Problem details. Where the string "掌握有效的应对方法和策略" occurs in the material below, report the whole line.

»»

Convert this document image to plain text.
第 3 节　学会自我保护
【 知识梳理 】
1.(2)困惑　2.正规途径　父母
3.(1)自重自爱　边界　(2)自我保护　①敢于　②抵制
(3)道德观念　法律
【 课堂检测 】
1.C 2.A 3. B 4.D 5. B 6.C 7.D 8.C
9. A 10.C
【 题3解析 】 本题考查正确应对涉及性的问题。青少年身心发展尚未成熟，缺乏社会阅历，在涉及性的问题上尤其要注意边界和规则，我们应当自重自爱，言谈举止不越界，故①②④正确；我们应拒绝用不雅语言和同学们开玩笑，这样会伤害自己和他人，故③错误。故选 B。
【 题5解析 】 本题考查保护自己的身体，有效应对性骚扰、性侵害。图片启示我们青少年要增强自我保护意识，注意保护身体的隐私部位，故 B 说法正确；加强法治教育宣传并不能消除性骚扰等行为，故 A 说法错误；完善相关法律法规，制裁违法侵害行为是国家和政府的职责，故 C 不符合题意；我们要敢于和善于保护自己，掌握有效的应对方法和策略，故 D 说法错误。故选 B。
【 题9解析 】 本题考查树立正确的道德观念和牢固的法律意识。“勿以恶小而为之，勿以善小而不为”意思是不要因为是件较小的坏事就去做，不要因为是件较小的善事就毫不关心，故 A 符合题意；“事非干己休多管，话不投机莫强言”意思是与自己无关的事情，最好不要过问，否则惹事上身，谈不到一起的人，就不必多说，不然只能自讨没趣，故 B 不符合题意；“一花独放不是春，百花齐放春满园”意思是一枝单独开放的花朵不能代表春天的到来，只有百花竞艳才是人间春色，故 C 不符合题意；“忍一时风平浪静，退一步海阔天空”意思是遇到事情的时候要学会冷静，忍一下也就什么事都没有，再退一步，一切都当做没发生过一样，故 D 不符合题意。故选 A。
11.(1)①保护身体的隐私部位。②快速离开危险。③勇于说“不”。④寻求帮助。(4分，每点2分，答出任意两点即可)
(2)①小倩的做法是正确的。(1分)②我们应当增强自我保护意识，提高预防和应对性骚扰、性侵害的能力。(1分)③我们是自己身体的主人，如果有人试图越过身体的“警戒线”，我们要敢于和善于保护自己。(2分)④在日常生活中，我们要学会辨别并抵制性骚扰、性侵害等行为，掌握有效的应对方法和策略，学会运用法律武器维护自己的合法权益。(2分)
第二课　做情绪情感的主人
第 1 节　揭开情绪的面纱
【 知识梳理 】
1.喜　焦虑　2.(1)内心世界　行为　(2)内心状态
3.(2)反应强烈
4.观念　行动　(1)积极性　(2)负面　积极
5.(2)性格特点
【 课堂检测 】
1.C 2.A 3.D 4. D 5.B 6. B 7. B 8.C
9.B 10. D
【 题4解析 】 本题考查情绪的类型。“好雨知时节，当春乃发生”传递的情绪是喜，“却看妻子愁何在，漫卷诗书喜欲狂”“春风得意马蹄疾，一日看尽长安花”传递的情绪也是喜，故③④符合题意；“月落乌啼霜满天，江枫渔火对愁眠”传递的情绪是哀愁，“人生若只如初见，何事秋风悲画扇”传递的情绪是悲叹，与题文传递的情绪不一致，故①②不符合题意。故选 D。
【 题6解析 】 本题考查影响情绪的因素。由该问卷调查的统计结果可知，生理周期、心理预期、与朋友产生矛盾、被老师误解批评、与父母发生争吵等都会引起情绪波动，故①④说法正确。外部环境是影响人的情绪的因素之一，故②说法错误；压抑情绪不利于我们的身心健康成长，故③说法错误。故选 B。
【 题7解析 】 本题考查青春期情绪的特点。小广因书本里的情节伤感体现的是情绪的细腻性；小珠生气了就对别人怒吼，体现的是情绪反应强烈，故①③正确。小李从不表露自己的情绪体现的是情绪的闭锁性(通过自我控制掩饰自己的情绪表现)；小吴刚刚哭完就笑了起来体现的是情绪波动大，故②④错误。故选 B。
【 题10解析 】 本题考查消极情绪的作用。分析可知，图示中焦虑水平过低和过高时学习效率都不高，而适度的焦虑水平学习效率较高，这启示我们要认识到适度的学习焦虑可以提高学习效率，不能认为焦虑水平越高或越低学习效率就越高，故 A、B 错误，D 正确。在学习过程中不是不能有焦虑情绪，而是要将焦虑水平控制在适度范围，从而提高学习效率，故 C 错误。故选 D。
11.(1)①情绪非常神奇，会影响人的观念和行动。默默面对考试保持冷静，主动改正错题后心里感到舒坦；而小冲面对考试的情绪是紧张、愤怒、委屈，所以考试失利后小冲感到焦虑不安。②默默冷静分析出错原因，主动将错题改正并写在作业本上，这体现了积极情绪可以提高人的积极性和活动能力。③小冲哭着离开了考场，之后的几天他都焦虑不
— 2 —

««

Final answer.
【 题5解析 】 本题考查保护自己的身体，有效应对性骚扰、性侵害。图片启示我们青少年要增强自我保护意识，注意保护身体的隐私部位，故 B 说法正确；加强法治教育宣传并不能消除性骚扰等行为，故 A 说法错误；完善相关法律法规，制裁违法侵害行为是国家和政府的职责，故 C 不符合题意；我们要敢于和善于保护自己，掌握有效的应对方法和策略，故 D 说法错误。故选 B。
(2)①小倩的做法是正确的。(1分)②我们应当增强自我保护意识，提高预防和应对性骚扰、性侵害的能力。(1分)③我们是自己身体的主人，如果有人试图越过身体的“警戒线”，我们要敢于和善于保护自己。(2分)④在日常生活中，我们要学会辨别并抵制性骚扰、性侵害等行为，掌握有效的应对方法和策略，学会运用法律武器维护自己的合法权益。(2分)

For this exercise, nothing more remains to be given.